OBJECTIVE: Collect all lines from the records below that include the word "Battery".

::::

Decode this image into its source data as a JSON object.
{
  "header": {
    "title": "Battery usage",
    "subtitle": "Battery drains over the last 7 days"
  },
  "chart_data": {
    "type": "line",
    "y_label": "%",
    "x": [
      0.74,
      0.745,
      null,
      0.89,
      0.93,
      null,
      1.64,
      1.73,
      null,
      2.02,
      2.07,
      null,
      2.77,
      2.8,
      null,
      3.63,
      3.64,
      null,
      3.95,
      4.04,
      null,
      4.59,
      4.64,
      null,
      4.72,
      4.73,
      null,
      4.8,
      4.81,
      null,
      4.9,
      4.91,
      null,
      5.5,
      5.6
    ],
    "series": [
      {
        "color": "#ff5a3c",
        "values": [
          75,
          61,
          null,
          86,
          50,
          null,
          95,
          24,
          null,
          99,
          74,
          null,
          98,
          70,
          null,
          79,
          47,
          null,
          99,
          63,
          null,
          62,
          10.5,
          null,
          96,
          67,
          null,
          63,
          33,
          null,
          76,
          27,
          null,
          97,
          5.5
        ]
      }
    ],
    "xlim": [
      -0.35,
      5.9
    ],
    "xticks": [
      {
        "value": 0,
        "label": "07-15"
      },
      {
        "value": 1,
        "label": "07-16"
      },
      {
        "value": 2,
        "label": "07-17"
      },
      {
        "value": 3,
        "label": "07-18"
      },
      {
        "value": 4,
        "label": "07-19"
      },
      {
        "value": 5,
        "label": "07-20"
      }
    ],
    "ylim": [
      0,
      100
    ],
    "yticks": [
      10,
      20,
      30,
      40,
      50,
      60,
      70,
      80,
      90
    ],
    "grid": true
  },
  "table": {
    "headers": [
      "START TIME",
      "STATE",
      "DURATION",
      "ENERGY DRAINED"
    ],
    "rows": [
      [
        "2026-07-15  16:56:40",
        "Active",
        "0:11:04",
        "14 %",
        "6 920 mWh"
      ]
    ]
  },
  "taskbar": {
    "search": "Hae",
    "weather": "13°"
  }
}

::::

FINISHED TASK:
    "title": "Battery usage",
    "subtitle": "Battery drains over the last 7 days"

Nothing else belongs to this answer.